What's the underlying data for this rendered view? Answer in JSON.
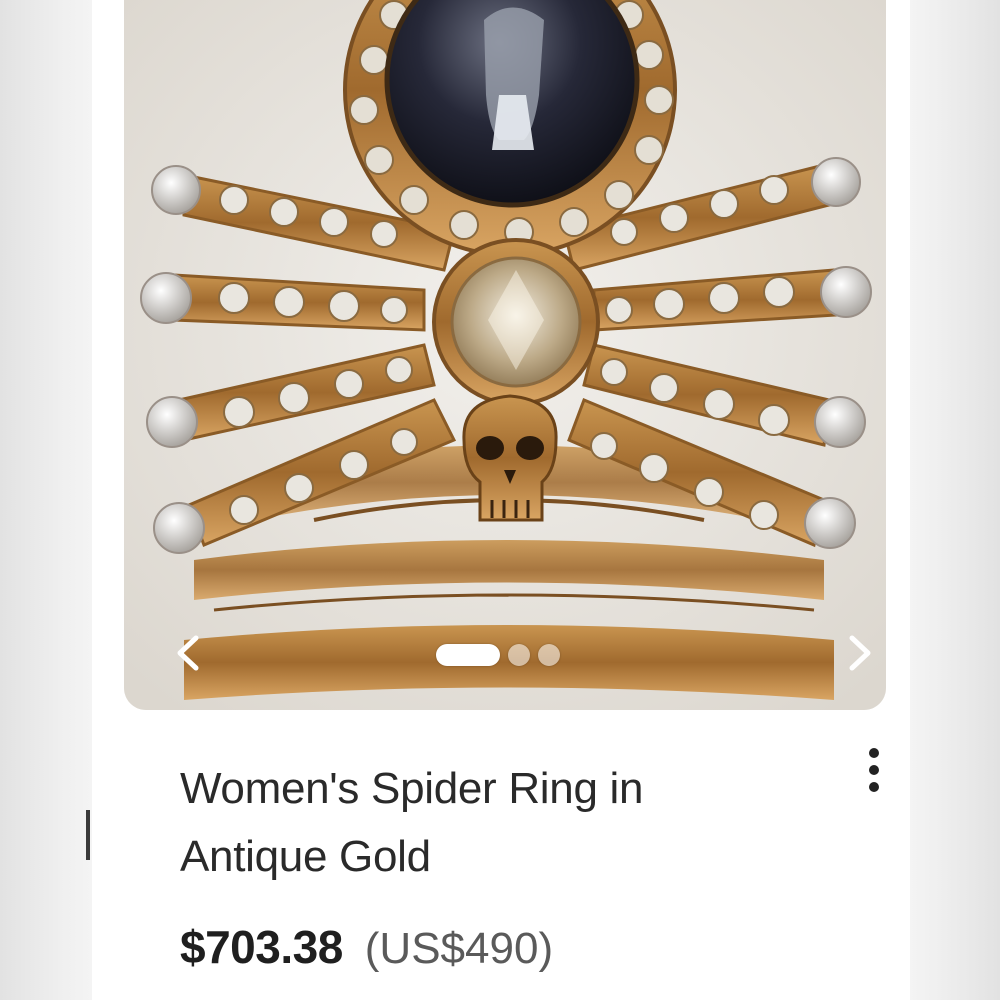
{
  "product": {
    "image_alt": "Spider ring with skull and crystals",
    "title": "Women's Spider Ring in Antique Gold",
    "price": "$703.38",
    "price_usd": "(US$490)"
  },
  "carousel": {
    "prev_icon": "chevron-left-icon",
    "next_icon": "chevron-right-icon",
    "dots": [
      {
        "active": true
      },
      {
        "active": false
      },
      {
        "active": false
      }
    ]
  },
  "menu": {
    "icon": "more-vertical-icon"
  },
  "colors": {
    "gold": "#b07a3a",
    "gold_light": "#d7a866",
    "stone_dark": "#1d1f2c",
    "background": "#e9e6e1"
  }
}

**WHAT IS NEEDED**
Copy the records above exactly. The pictures are not part of the copy.

**FINAL ANSWER**
What's the underlying data for this rendered view? Answer in JSON.
{
  "product": {
    "image_alt": "Spider ring with skull and crystals",
    "title": "Women's Spider Ring in Antique Gold",
    "price": "$703.38",
    "price_usd": "(US$490)"
  },
  "carousel": {
    "prev_icon": "chevron-left-icon",
    "next_icon": "chevron-right-icon",
    "dots": [
      {
        "active": true
      },
      {
        "active": false
      },
      {
        "active": false
      }
    ]
  },
  "menu": {
    "icon": "more-vertical-icon"
  },
  "colors": {
    "gold": "#b07a3a",
    "gold_light": "#d7a866",
    "stone_dark": "#1d1f2c",
    "background": "#e9e6e1"
  }
}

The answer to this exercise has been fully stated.